▶ Data excerpts:
###

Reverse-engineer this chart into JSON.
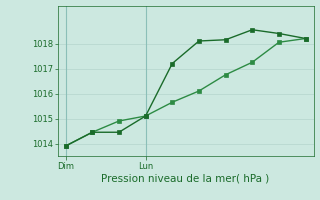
{
  "title": "",
  "xlabel": "Pression niveau de la mer( hPa )",
  "background_color": "#cce8e0",
  "grid_color": "#b8d8d0",
  "line_color1": "#1a6b2a",
  "line_color2": "#2d8b44",
  "vline_color": "#8bbfb8",
  "ylim": [
    1013.5,
    1019.5
  ],
  "yticks": [
    1014,
    1015,
    1016,
    1017,
    1018
  ],
  "series1_x": [
    0,
    1,
    2,
    3,
    4,
    5,
    6,
    7,
    8,
    9
  ],
  "series1_y": [
    1013.9,
    1014.45,
    1014.45,
    1015.1,
    1017.2,
    1018.1,
    1018.15,
    1018.55,
    1018.4,
    1018.2
  ],
  "series2_x": [
    0,
    1,
    2,
    3,
    4,
    5,
    6,
    7,
    8,
    9
  ],
  "series2_y": [
    1013.9,
    1014.45,
    1014.9,
    1015.1,
    1015.65,
    1016.1,
    1016.75,
    1017.25,
    1018.05,
    1018.2
  ],
  "vline_x": [
    0,
    3
  ],
  "vline_labels": [
    "Dim",
    "Lun"
  ],
  "xlim": [
    -0.3,
    9.3
  ],
  "marker_size": 2.5,
  "line_width": 1.0,
  "tick_labelsize": 6,
  "xlabel_fontsize": 7.5
}
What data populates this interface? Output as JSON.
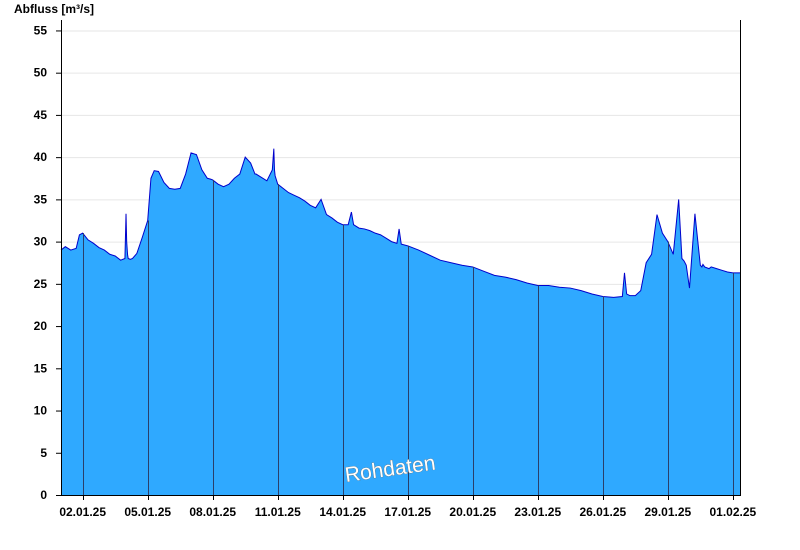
{
  "chart_data": {
    "type": "area",
    "ylabel": "Abfluss [m³/s]",
    "watermark": "Rohdaten",
    "ylim": [
      0,
      56
    ],
    "yticks": [
      0,
      5,
      10,
      15,
      20,
      25,
      30,
      35,
      40,
      45,
      50,
      55
    ],
    "xlim": [
      1.0,
      32.33
    ],
    "xticks": [
      {
        "t": 2,
        "label": "02.01.25"
      },
      {
        "t": 5,
        "label": "05.01.25"
      },
      {
        "t": 8,
        "label": "08.01.25"
      },
      {
        "t": 11,
        "label": "11.01.25"
      },
      {
        "t": 14,
        "label": "14.01.25"
      },
      {
        "t": 17,
        "label": "17.01.25"
      },
      {
        "t": 20,
        "label": "20.01.25"
      },
      {
        "t": 23,
        "label": "23.01.25"
      },
      {
        "t": 26,
        "label": "26.01.25"
      },
      {
        "t": 29,
        "label": "29.01.25"
      },
      {
        "t": 32,
        "label": "01.02.25"
      }
    ],
    "grid": true,
    "colors": {
      "fill": "#2fa9ff",
      "line": "#0000cc",
      "separator": "#2a3f6a",
      "grid": "#e6e6e6"
    },
    "series": [
      {
        "x": [
          1.0,
          1.2,
          1.45,
          1.7,
          1.85,
          2.0,
          2.25,
          2.5,
          2.75,
          3.0,
          3.25,
          3.5,
          3.75,
          3.95,
          4.0,
          4.03,
          4.07,
          4.1,
          4.2,
          4.3,
          4.5,
          4.75,
          5.0,
          5.15,
          5.3,
          5.5,
          5.75,
          6.0,
          6.25,
          6.5,
          6.75,
          7.0,
          7.25,
          7.5,
          7.75,
          7.9,
          8.0,
          8.25,
          8.5,
          8.75,
          9.0,
          9.25,
          9.5,
          9.75,
          9.95,
          10.0,
          10.25,
          10.5,
          10.75,
          10.82,
          10.85,
          10.88,
          11.0,
          11.25,
          11.5,
          11.75,
          12.0,
          12.25,
          12.5,
          12.75,
          13.0,
          13.25,
          13.5,
          13.75,
          14.0,
          14.25,
          14.4,
          14.5,
          14.75,
          15.0,
          15.25,
          15.5,
          15.75,
          16.0,
          16.25,
          16.5,
          16.6,
          16.7,
          17.0,
          17.5,
          18.0,
          18.5,
          19.0,
          19.5,
          20.0,
          20.5,
          21.0,
          21.5,
          22.0,
          22.5,
          23.0,
          23.5,
          24.0,
          24.5,
          25.0,
          25.5,
          26.0,
          26.5,
          26.9,
          27.0,
          27.1,
          27.25,
          27.5,
          27.75,
          28.0,
          28.25,
          28.5,
          28.75,
          29.0,
          29.25,
          29.5,
          29.65,
          29.75,
          29.85,
          30.0,
          30.25,
          30.5,
          30.57,
          30.62,
          30.7,
          30.9,
          31.0,
          31.25,
          31.5,
          31.75,
          32.0,
          32.33
        ],
        "values": [
          29.0,
          29.4,
          29.0,
          29.2,
          30.8,
          31.0,
          30.2,
          29.8,
          29.3,
          29.0,
          28.5,
          28.3,
          27.8,
          28.0,
          33.3,
          30.0,
          28.5,
          28.0,
          27.9,
          28.0,
          28.6,
          30.5,
          32.5,
          37.5,
          38.4,
          38.3,
          37.0,
          36.3,
          36.2,
          36.3,
          38.0,
          40.5,
          40.3,
          38.5,
          37.5,
          37.4,
          37.3,
          36.8,
          36.5,
          36.8,
          37.5,
          38.0,
          40.0,
          39.3,
          38.0,
          38.0,
          37.6,
          37.2,
          38.5,
          41.0,
          38.5,
          37.8,
          36.8,
          36.3,
          35.8,
          35.5,
          35.2,
          34.8,
          34.3,
          34.0,
          35.0,
          33.2,
          32.8,
          32.3,
          32.0,
          32.0,
          33.5,
          32.0,
          31.6,
          31.5,
          31.3,
          31.0,
          30.8,
          30.4,
          30.0,
          29.8,
          31.5,
          29.7,
          29.5,
          29.0,
          28.4,
          27.8,
          27.5,
          27.2,
          27.0,
          26.5,
          26.0,
          25.8,
          25.5,
          25.1,
          24.8,
          24.8,
          24.6,
          24.5,
          24.2,
          23.8,
          23.5,
          23.4,
          23.5,
          26.3,
          23.8,
          23.6,
          23.6,
          24.2,
          27.5,
          28.5,
          33.2,
          31.0,
          30.0,
          28.5,
          35.0,
          28.0,
          27.7,
          27.2,
          24.5,
          33.3,
          27.2,
          27.0,
          27.3,
          27.0,
          26.8,
          27.0,
          26.8,
          26.6,
          26.4,
          26.3,
          26.3
        ]
      }
    ]
  }
}
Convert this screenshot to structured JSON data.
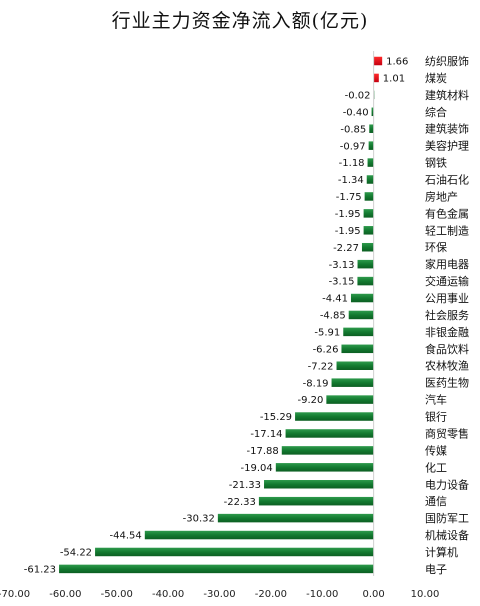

###

▶ Work to be completed:
Look over the material above and show each line where "this" appears.

▶ Task response:
Reverse-engineer this chart into JSON.
What data populates this interface? Output as JSON.
Convert this screenshot to structured JSON data.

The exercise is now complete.